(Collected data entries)
★ ★ ★ ★
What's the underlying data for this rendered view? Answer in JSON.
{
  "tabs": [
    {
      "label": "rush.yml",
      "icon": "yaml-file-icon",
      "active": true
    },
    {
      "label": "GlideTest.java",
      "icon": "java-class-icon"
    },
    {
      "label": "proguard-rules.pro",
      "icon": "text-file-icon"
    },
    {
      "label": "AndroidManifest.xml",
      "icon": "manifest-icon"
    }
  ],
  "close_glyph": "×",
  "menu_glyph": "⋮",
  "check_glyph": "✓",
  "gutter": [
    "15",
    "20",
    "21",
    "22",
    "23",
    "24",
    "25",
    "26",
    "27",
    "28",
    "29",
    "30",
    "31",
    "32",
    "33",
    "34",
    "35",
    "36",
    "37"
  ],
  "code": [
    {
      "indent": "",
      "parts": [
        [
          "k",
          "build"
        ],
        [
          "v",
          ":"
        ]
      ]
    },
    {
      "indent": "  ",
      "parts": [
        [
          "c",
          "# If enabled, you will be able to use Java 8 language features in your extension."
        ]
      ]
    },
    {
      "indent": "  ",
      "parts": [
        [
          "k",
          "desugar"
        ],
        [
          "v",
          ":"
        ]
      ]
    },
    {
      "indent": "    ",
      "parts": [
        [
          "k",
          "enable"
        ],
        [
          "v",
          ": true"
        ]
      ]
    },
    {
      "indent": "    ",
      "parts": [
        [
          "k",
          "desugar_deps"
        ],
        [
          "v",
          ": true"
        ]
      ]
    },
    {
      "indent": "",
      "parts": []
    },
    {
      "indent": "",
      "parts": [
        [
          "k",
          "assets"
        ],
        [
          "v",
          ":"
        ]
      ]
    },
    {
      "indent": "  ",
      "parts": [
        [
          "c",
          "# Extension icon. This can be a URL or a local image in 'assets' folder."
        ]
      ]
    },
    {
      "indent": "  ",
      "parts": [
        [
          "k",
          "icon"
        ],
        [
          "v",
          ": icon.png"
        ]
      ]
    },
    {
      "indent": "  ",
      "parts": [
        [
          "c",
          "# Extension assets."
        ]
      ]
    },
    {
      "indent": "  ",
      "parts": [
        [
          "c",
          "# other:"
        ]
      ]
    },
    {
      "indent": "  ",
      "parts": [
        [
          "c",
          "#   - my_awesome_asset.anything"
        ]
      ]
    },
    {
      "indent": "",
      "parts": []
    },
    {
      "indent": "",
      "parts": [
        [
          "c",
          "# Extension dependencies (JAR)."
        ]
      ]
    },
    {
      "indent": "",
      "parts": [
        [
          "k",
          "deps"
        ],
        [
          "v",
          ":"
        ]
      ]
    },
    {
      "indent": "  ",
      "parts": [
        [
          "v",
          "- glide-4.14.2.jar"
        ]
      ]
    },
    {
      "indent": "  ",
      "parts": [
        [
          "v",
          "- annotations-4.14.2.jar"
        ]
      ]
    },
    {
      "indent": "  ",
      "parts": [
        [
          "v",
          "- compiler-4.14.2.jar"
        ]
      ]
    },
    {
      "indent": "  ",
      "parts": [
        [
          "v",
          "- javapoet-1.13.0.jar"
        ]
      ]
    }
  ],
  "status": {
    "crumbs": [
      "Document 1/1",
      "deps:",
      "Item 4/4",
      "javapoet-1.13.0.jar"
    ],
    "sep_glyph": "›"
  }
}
★ ★ ★ ★
Restate the listing in full, word for word.

**RESULT OF THE TASK**
What's the underlying data for this rendered view? Answer in JSON.
{
  "tabs": [
    {
      "label": "rush.yml",
      "icon": "yaml-file-icon",
      "active": true
    },
    {
      "label": "GlideTest.java",
      "icon": "java-class-icon"
    },
    {
      "label": "proguard-rules.pro",
      "icon": "text-file-icon"
    },
    {
      "label": "AndroidManifest.xml",
      "icon": "manifest-icon"
    }
  ],
  "close_glyph": "×",
  "menu_glyph": "⋮",
  "check_glyph": "✓",
  "gutter": [
    "15",
    "20",
    "21",
    "22",
    "23",
    "24",
    "25",
    "26",
    "27",
    "28",
    "29",
    "30",
    "31",
    "32",
    "33",
    "34",
    "35",
    "36",
    "37"
  ],
  "code": [
    {
      "indent": "",
      "parts": [
        [
          "k",
          "build"
        ],
        [
          "v",
          ":"
        ]
      ]
    },
    {
      "indent": "  ",
      "parts": [
        [
          "c",
          "# If enabled, you will be able to use Java 8 language features in your extension."
        ]
      ]
    },
    {
      "indent": "  ",
      "parts": [
        [
          "k",
          "desugar"
        ],
        [
          "v",
          ":"
        ]
      ]
    },
    {
      "indent": "    ",
      "parts": [
        [
          "k",
          "enable"
        ],
        [
          "v",
          ": true"
        ]
      ]
    },
    {
      "indent": "    ",
      "parts": [
        [
          "k",
          "desugar_deps"
        ],
        [
          "v",
          ": true"
        ]
      ]
    },
    {
      "indent": "",
      "parts": []
    },
    {
      "indent": "",
      "parts": [
        [
          "k",
          "assets"
        ],
        [
          "v",
          ":"
        ]
      ]
    },
    {
      "indent": "  ",
      "parts": [
        [
          "c",
          "# Extension icon. This can be a URL or a local image in 'assets' folder."
        ]
      ]
    },
    {
      "indent": "  ",
      "parts": [
        [
          "k",
          "icon"
        ],
        [
          "v",
          ": icon.png"
        ]
      ]
    },
    {
      "indent": "  ",
      "parts": [
        [
          "c",
          "# Extension assets."
        ]
      ]
    },
    {
      "indent": "  ",
      "parts": [
        [
          "c",
          "# other:"
        ]
      ]
    },
    {
      "indent": "  ",
      "parts": [
        [
          "c",
          "#   - my_awesome_asset.anything"
        ]
      ]
    },
    {
      "indent": "",
      "parts": []
    },
    {
      "indent": "",
      "parts": [
        [
          "c",
          "# Extension dependencies (JAR)."
        ]
      ]
    },
    {
      "indent": "",
      "parts": [
        [
          "k",
          "deps"
        ],
        [
          "v",
          ":"
        ]
      ]
    },
    {
      "indent": "  ",
      "parts": [
        [
          "v",
          "- glide-4.14.2.jar"
        ]
      ]
    },
    {
      "indent": "  ",
      "parts": [
        [
          "v",
          "- annotations-4.14.2.jar"
        ]
      ]
    },
    {
      "indent": "  ",
      "parts": [
        [
          "v",
          "- compiler-4.14.2.jar"
        ]
      ]
    },
    {
      "indent": "  ",
      "parts": [
        [
          "v",
          "- javapoet-1.13.0.jar"
        ]
      ]
    }
  ],
  "status": {
    "crumbs": [
      "Document 1/1",
      "deps:",
      "Item 4/4",
      "javapoet-1.13.0.jar"
    ],
    "sep_glyph": "›"
  }
}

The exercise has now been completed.